### Exercise
Repeat each record below exactly as given.

### Exercise materials
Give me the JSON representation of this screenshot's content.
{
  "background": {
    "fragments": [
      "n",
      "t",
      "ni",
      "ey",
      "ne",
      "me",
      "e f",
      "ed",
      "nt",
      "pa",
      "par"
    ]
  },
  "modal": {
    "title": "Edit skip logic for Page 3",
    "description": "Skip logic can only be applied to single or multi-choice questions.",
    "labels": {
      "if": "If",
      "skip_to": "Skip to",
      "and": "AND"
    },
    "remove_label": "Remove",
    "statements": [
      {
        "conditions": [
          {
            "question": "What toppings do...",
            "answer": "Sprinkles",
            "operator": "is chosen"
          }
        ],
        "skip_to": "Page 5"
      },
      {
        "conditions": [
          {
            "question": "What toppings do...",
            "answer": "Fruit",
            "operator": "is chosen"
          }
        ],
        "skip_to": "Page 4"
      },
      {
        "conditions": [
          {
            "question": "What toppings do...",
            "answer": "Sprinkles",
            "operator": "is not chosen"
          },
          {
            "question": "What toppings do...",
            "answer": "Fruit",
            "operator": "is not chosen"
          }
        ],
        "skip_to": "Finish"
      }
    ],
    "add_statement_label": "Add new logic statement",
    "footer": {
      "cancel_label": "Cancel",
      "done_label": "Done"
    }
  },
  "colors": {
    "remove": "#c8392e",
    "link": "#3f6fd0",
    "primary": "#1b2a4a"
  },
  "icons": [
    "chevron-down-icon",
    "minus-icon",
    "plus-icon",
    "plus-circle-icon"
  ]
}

### Result
Give me the JSON representation of this screenshot's content.
{
  "background": {
    "fragments": [
      "n",
      "t",
      "ni",
      "ey",
      "ne",
      "me",
      "e f",
      "ed",
      "nt",
      "pa",
      "par"
    ]
  },
  "modal": {
    "title": "Edit skip logic for Page 3",
    "description": "Skip logic can only be applied to single or multi-choice questions.",
    "labels": {
      "if": "If",
      "skip_to": "Skip to",
      "and": "AND"
    },
    "remove_label": "Remove",
    "statements": [
      {
        "conditions": [
          {
            "question": "What toppings do...",
            "answer": "Sprinkles",
            "operator": "is chosen"
          }
        ],
        "skip_to": "Page 5"
      },
      {
        "conditions": [
          {
            "question": "What toppings do...",
            "answer": "Fruit",
            "operator": "is chosen"
          }
        ],
        "skip_to": "Page 4"
      },
      {
        "conditions": [
          {
            "question": "What toppings do...",
            "answer": "Sprinkles",
            "operator": "is not chosen"
          },
          {
            "question": "What toppings do...",
            "answer": "Fruit",
            "operator": "is not chosen"
          }
        ],
        "skip_to": "Finish"
      }
    ],
    "add_statement_label": "Add new logic statement",
    "footer": {
      "cancel_label": "Cancel",
      "done_label": "Done"
    }
  },
  "colors": {
    "remove": "#c8392e",
    "link": "#3f6fd0",
    "primary": "#1b2a4a"
  },
  "icons": [
    "chevron-down-icon",
    "minus-icon",
    "plus-icon",
    "plus-circle-icon"
  ]
}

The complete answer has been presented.